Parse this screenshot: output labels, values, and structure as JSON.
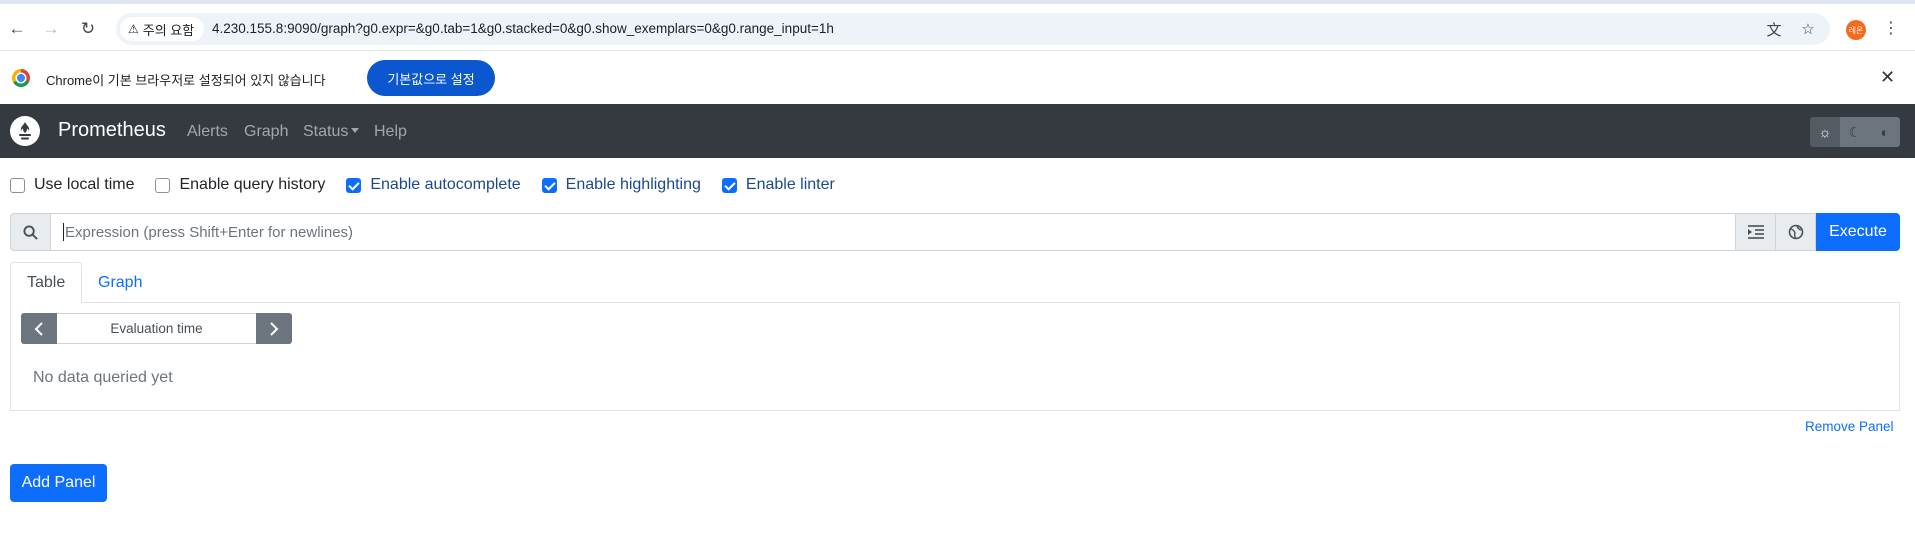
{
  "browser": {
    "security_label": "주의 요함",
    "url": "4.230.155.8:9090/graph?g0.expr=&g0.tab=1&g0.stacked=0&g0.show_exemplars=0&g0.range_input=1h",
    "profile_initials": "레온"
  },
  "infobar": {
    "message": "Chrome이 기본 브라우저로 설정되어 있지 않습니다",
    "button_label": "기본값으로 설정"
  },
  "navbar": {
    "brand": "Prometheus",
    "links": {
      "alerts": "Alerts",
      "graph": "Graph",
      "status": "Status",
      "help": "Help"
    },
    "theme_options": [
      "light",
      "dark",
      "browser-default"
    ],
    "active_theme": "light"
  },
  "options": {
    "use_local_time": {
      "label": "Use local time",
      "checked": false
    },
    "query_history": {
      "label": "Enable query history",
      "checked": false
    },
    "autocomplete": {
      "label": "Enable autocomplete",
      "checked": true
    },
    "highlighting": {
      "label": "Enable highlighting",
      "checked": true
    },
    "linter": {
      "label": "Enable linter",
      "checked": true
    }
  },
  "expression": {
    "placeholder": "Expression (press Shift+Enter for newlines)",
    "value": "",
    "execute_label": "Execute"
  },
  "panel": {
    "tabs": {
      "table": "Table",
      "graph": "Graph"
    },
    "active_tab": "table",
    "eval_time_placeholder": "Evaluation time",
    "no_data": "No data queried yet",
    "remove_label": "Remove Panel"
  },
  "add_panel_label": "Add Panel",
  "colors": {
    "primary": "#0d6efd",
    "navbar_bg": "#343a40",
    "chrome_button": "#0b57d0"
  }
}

━━━

• WHAT YOU HAVE TO DO: Omit the pictures, then quote the rest of the material above exactly.

• SOLUTION BELOW:
Parse this screenshot: output labels, values, and structure as JSON.
{
  "browser": {
    "security_label": "주의 요함",
    "url": "4.230.155.8:9090/graph?g0.expr=&g0.tab=1&g0.stacked=0&g0.show_exemplars=0&g0.range_input=1h",
    "profile_initials": "레온"
  },
  "infobar": {
    "message": "Chrome이 기본 브라우저로 설정되어 있지 않습니다",
    "button_label": "기본값으로 설정"
  },
  "navbar": {
    "brand": "Prometheus",
    "links": {
      "alerts": "Alerts",
      "graph": "Graph",
      "status": "Status",
      "help": "Help"
    },
    "theme_options": [
      "light",
      "dark",
      "browser-default"
    ],
    "active_theme": "light"
  },
  "options": {
    "use_local_time": {
      "label": "Use local time",
      "checked": false
    },
    "query_history": {
      "label": "Enable query history",
      "checked": false
    },
    "autocomplete": {
      "label": "Enable autocomplete",
      "checked": true
    },
    "highlighting": {
      "label": "Enable highlighting",
      "checked": true
    },
    "linter": {
      "label": "Enable linter",
      "checked": true
    }
  },
  "expression": {
    "placeholder": "Expression (press Shift+Enter for newlines)",
    "value": "",
    "execute_label": "Execute"
  },
  "panel": {
    "tabs": {
      "table": "Table",
      "graph": "Graph"
    },
    "active_tab": "table",
    "eval_time_placeholder": "Evaluation time",
    "no_data": "No data queried yet",
    "remove_label": "Remove Panel"
  },
  "add_panel_label": "Add Panel",
  "colors": {
    "primary": "#0d6efd",
    "navbar_bg": "#343a40",
    "chrome_button": "#0b57d0"
  }
}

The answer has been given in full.